(Items listed in a dataset)
--------

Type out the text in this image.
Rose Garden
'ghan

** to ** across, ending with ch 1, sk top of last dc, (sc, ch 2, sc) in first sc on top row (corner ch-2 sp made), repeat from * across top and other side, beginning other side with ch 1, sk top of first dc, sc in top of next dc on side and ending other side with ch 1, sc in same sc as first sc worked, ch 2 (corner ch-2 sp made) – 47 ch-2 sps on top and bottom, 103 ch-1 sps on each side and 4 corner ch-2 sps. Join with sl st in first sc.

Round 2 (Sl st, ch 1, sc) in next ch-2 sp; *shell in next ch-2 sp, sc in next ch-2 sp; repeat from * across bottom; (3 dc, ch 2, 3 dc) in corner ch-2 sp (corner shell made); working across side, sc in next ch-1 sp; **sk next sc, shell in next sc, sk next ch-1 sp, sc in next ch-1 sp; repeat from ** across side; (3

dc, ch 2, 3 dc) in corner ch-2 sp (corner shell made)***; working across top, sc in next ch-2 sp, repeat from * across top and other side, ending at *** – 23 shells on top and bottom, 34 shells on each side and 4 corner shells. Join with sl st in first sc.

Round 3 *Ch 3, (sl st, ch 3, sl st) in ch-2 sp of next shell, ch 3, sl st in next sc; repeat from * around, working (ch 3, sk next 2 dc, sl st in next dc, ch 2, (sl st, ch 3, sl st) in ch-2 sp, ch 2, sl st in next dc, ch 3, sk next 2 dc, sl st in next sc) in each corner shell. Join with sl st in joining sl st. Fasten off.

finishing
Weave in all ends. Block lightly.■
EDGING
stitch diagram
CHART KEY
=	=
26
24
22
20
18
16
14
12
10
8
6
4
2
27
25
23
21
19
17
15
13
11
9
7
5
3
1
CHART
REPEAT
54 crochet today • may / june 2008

--------

**WRITTEN INSTRUCTION**
Return all the data exactly as given.

**THE REPLY**
Type out the text in this image.
Rose Garden
'ghan

** to ** across, ending with ch 1, sk top of last dc, (sc, ch 2, sc) in first sc on top row (corner ch-2 sp made), repeat from * across top and other side, beginning other side with ch 1, sk top of first dc, sc in top of next dc on side and ending other side with ch 1, sc in same sc as first sc worked, ch 2 (corner ch-2 sp made) – 47 ch-2 sps on top and bottom, 103 ch-1 sps on each side and 4 corner ch-2 sps. Join with sl st in first sc.

Round 2 (Sl st, ch 1, sc) in next ch-2 sp; *shell in next ch-2 sp, sc in next ch-2 sp; repeat from * across bottom; (3 dc, ch 2, 3 dc) in corner ch-2 sp (corner shell made); working across side, sc in next ch-1 sp; **sk next sc, shell in next sc, sk next ch-1 sp, sc in next ch-1 sp; repeat from ** across side; (3

dc, ch 2, 3 dc) in corner ch-2 sp (corner shell made)***; working across top, sc in next ch-2 sp, repeat from * across top and other side, ending at *** – 23 shells on top and bottom, 34 shells on each side and 4 corner shells. Join with sl st in first sc.

Round 3 *Ch 3, (sl st, ch 3, sl st) in ch-2 sp of next shell, ch 3, sl st in next sc; repeat from * around, working (ch 3, sk next 2 dc, sl st in next dc, ch 2, (sl st, ch 3, sl st) in ch-2 sp, ch 2, sl st in next dc, ch 3, sk next 2 dc, sl st in next sc) in each corner shell. Join with sl st in joining sl st. Fasten off.

finishing
Weave in all ends. Block lightly.■
EDGING
stitch diagram
CHART KEY
=	=
26
24
22
20
18
16
14
12
10
8
6
4
2
27
25
23
21
19
17
15
13
11
9
7
5
3
1
CHART
REPEAT
54 crochet today • may / june 2008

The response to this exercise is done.